[BEGIN]

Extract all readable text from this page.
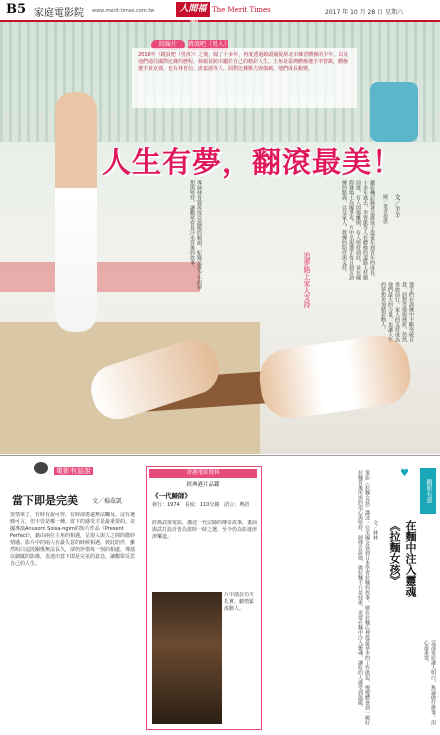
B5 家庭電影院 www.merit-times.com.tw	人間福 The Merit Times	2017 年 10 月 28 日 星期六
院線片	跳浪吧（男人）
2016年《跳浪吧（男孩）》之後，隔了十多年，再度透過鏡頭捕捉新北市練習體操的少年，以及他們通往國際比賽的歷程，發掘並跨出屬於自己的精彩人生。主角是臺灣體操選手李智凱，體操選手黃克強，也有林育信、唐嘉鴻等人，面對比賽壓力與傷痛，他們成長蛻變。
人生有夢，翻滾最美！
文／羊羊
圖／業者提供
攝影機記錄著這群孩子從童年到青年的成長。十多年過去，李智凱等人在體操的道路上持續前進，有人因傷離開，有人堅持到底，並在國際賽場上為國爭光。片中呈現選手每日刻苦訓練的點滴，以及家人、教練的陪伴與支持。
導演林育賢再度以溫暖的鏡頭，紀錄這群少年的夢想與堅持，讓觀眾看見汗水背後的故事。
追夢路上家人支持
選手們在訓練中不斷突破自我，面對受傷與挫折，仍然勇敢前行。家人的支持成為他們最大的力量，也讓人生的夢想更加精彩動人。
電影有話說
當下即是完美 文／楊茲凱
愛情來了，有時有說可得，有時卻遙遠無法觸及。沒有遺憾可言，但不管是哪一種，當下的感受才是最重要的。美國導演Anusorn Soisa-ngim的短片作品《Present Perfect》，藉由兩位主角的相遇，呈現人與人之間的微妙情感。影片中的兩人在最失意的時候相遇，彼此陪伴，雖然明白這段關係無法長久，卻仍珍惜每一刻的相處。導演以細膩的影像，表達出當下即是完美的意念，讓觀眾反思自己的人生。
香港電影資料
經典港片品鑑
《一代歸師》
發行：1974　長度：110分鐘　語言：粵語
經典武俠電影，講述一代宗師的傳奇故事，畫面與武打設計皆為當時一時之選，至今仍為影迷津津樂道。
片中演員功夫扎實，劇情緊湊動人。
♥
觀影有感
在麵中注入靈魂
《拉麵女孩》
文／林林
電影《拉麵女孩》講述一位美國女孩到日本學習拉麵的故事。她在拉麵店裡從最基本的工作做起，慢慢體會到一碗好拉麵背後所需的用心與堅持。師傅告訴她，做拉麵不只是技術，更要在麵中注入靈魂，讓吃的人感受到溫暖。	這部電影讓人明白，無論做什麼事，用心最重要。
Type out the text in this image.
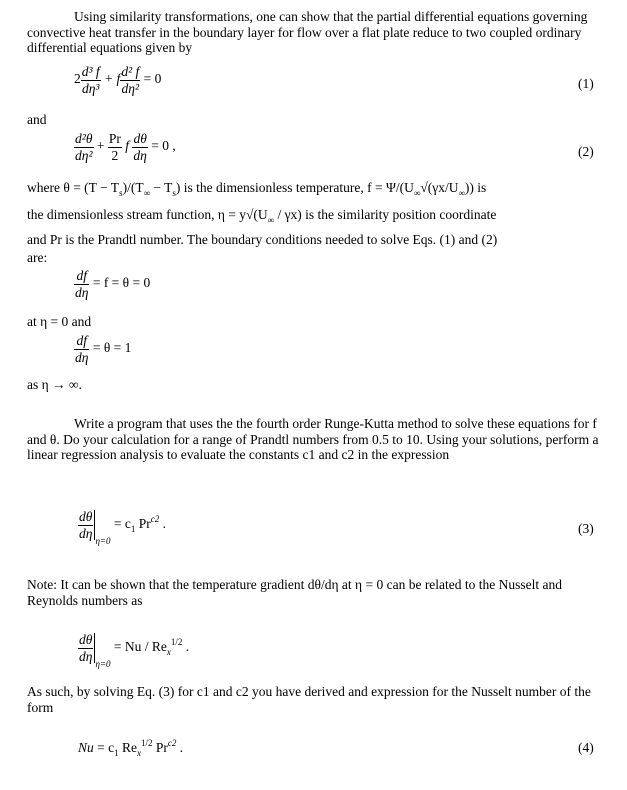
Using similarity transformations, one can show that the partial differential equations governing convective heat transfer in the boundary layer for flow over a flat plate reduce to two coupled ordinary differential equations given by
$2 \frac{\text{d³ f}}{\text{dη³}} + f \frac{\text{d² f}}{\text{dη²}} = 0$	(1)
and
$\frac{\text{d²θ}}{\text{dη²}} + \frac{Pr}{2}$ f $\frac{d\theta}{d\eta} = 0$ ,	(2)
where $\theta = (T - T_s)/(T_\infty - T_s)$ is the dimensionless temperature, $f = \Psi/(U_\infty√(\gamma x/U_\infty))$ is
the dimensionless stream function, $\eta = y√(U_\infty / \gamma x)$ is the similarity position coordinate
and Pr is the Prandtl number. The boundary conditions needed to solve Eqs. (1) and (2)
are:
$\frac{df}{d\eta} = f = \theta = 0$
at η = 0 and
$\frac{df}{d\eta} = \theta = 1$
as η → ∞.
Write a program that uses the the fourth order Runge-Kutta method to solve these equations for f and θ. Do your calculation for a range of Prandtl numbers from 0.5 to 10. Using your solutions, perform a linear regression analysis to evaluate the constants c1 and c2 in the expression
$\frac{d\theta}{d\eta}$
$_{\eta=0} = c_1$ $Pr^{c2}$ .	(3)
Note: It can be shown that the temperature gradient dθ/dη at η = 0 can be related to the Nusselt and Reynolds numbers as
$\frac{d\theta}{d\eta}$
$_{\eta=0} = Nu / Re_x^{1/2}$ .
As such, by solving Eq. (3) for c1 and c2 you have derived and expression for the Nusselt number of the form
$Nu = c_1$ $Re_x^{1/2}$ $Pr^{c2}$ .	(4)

[END]

**CHALLENGE**.
Write the records above out again exactly, with no pictures in your copy.

**TASK ANSWER**.
Extract all readable text from this page.
B5 家庭電影院 www.merit-times.com.tw	人間福 The Merit Times	2017 年 10 月 28 日 星期六
院線片	跳浪吧（男人）
2016年《跳浪吧（男孩）》之後，隔了十多年，再度透過鏡頭捕捉新北市練習體操的少年，以及他們通往國際比賽的歷程，發掘並跨出屬於自己的精彩人生。主角是臺灣體操選手李智凱，體操選手黃克強，也有林育信、唐嘉鴻等人，面對比賽壓力與傷痛，他們成長蛻變。
人生有夢，翻滾最美！
文／羊羊
圖／業者提供
攝影機記錄著這群孩子從童年到青年的成長。十多年過去，李智凱等人在體操的道路上持續前進，有人因傷離開，有人堅持到底，並在國際賽場上為國爭光。片中呈現選手每日刻苦訓練的點滴，以及家人、教練的陪伴與支持。
導演林育賢再度以溫暖的鏡頭，紀錄這群少年的夢想與堅持，讓觀眾看見汗水背後的故事。
追夢路上家人支持
選手們在訓練中不斷突破自我，面對受傷與挫折，仍然勇敢前行。家人的支持成為他們最大的力量，也讓人生的夢想更加精彩動人。
電影有話說
當下即是完美 文／楊茲凱
愛情來了，有時有說可得，有時卻遙遠無法觸及。沒有遺憾可言，但不管是哪一種，當下的感受才是最重要的。美國導演Anusorn Soisa-ngim的短片作品《Present Perfect》，藉由兩位主角的相遇，呈現人與人之間的微妙情感。影片中的兩人在最失意的時候相遇，彼此陪伴，雖然明白這段關係無法長久，卻仍珍惜每一刻的相處。導演以細膩的影像，表達出當下即是完美的意念，讓觀眾反思自己的人生。
香港電影資料
經典港片品鑑
《一代歸師》
發行：1974　長度：110分鐘　語言：粵語
經典武俠電影，講述一代宗師的傳奇故事，畫面與武打設計皆為當時一時之選，至今仍為影迷津津樂道。
片中演員功夫扎實，劇情緊湊動人。
♥
觀影有感
在麵中注入靈魂
《拉麵女孩》
文／林林
電影《拉麵女孩》講述一位美國女孩到日本學習拉麵的故事。她在拉麵店裡從最基本的工作做起，慢慢體會到一碗好拉麵背後所需的用心與堅持。師傅告訴她，做拉麵不只是技術，更要在麵中注入靈魂，讓吃的人感受到溫暖。	這部電影讓人明白，無論做什麼事，用心最重要。
Type out the text in this image.
Using similarity transformations, one can show that the partial differential equations governing convective heat transfer in the boundary layer for flow over a flat plate reduce to two coupled ordinary differential equations given by
$2 \frac{\text{d³ f}}{\text{dη³}} + f \frac{\text{d² f}}{\text{dη²}} = 0$	(1)
and
$\frac{\text{d²θ}}{\text{dη²}} + \frac{Pr}{2}$ f $\frac{d\theta}{d\eta} = 0$ ,	(2)
where $\theta = (T - T_s)/(T_\infty - T_s)$ is the dimensionless temperature, $f = \Psi/(U_\infty√(\gamma x/U_\infty))$ is
the dimensionless stream function, $\eta = y√(U_\infty / \gamma x)$ is the similarity position coordinate
and Pr is the Prandtl number. The boundary conditions needed to solve Eqs. (1) and (2)
are:
$\frac{df}{d\eta} = f = \theta = 0$
at η = 0 and
$\frac{df}{d\eta} = \theta = 1$
as η → ∞.
Write a program that uses the the fourth order Runge-Kutta method to solve these equations for f and θ. Do your calculation for a range of Prandtl numbers from 0.5 to 10. Using your solutions, perform a linear regression analysis to evaluate the constants c1 and c2 in the expression
$\frac{d\theta}{d\eta}$
$_{\eta=0} = c_1$ $Pr^{c2}$ .	(3)
Note: It can be shown that the temperature gradient dθ/dη at η = 0 can be related to the Nusselt and Reynolds numbers as
$\frac{d\theta}{d\eta}$
$_{\eta=0} = Nu / Re_x^{1/2}$ .
As such, by solving Eq. (3) for c1 and c2 you have derived and expression for the Nusselt number of the form
$Nu = c_1$ $Re_x^{1/2}$ $Pr^{c2}$ .	(4)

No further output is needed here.